## EXERCISE DIRECTIONS
Report the count of lines that carry the string "name", and add nothing.

## GIVEN ENTRIES
------

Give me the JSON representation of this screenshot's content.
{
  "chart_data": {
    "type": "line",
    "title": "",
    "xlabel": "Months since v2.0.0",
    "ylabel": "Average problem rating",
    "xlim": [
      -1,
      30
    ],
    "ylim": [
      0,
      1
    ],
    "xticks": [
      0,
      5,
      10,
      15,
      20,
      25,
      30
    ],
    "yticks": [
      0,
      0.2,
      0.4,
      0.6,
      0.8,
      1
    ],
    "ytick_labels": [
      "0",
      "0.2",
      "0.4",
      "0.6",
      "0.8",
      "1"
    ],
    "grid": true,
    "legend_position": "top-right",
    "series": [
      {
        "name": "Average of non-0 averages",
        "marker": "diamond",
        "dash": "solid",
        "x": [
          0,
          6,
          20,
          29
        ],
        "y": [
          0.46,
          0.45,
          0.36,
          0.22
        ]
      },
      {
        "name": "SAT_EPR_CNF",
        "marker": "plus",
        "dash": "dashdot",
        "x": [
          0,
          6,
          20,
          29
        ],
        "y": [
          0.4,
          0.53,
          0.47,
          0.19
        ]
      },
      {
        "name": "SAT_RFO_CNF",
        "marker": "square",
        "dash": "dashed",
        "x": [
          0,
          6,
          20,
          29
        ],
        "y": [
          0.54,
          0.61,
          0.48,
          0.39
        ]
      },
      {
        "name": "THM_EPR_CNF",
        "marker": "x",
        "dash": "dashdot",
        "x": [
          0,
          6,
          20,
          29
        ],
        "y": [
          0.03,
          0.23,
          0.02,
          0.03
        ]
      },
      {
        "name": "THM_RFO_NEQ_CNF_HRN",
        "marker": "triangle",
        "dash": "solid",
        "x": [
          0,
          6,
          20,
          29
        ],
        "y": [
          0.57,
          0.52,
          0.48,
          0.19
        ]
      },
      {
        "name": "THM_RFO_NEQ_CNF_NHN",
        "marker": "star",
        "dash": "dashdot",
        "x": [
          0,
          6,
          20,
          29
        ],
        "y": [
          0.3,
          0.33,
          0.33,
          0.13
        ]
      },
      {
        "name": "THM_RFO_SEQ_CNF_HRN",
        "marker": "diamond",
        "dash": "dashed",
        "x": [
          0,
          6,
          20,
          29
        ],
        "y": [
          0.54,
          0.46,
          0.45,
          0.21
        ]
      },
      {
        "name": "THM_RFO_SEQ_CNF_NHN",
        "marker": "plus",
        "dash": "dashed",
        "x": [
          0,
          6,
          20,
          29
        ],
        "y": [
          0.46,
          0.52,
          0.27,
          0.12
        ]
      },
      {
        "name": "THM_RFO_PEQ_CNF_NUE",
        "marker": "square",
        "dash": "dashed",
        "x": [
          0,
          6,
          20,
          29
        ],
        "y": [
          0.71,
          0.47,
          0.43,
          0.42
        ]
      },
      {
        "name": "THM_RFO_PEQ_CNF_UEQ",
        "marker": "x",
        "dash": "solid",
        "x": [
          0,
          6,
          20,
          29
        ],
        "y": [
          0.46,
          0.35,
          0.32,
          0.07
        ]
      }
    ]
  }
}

------

## RESULT FOR THIS TASK
10